## TASK DIRECTIONS
Please print the full listing exactly.

>> begin

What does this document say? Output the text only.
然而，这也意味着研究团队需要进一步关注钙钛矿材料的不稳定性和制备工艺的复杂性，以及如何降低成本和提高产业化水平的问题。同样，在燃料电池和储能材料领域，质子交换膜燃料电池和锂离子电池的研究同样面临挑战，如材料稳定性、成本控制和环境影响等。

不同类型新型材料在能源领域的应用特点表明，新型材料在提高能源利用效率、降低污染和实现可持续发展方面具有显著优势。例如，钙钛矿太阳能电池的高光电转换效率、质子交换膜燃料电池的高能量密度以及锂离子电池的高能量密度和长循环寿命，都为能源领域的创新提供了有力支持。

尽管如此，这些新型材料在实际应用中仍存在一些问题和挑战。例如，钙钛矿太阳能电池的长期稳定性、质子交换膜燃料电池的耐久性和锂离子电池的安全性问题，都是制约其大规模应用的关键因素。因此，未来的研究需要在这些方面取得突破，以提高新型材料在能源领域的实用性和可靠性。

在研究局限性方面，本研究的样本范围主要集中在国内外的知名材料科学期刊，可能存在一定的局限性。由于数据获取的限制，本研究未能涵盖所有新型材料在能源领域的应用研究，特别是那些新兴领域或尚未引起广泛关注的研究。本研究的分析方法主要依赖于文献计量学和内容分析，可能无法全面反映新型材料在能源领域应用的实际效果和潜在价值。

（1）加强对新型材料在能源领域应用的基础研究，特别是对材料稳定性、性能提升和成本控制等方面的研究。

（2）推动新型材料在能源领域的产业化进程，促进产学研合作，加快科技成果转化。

>> end

## SOLUTION TO THIS PROBLEM
What does this document say? Output the text only.
然而，这也意味着研究团队需要进一步关注钙钛矿材料的不稳定性和制备工艺的复杂性，以及如何降低成本和提高产业化水平的问题。同样，在燃料电池和储能材料领域，质子交换膜燃料电池和锂离子电池的研究同样面临挑战，如材料稳定性、成本控制和环境影响等。

不同类型新型材料在能源领域的应用特点表明，新型材料在提高能源利用效率、降低污染和实现可持续发展方面具有显著优势。例如，钙钛矿太阳能电池的高光电转换效率、质子交换膜燃料电池的高能量密度以及锂离子电池的高能量密度和长循环寿命，都为能源领域的创新提供了有力支持。

尽管如此，这些新型材料在实际应用中仍存在一些问题和挑战。例如，钙钛矿太阳能电池的长期稳定性、质子交换膜燃料电池的耐久性和锂离子电池的安全性问题，都是制约其大规模应用的关键因素。因此，未来的研究需要在这些方面取得突破，以提高新型材料在能源领域的实用性和可靠性。

在研究局限性方面，本研究的样本范围主要集中在国内外的知名材料科学期刊，可能存在一定的局限性。由于数据获取的限制，本研究未能涵盖所有新型材料在能源领域的应用研究，特别是那些新兴领域或尚未引起广泛关注的研究。本研究的分析方法主要依赖于文献计量学和内容分析，可能无法全面反映新型材料在能源领域应用的实际效果和潜在价值。

（1）加强对新型材料在能源领域应用的基础研究，特别是对材料稳定性、性能提升和成本控制等方面的研究。

（2）推动新型材料在能源领域的产业化进程，促进产学研合作，加快科技成果转化。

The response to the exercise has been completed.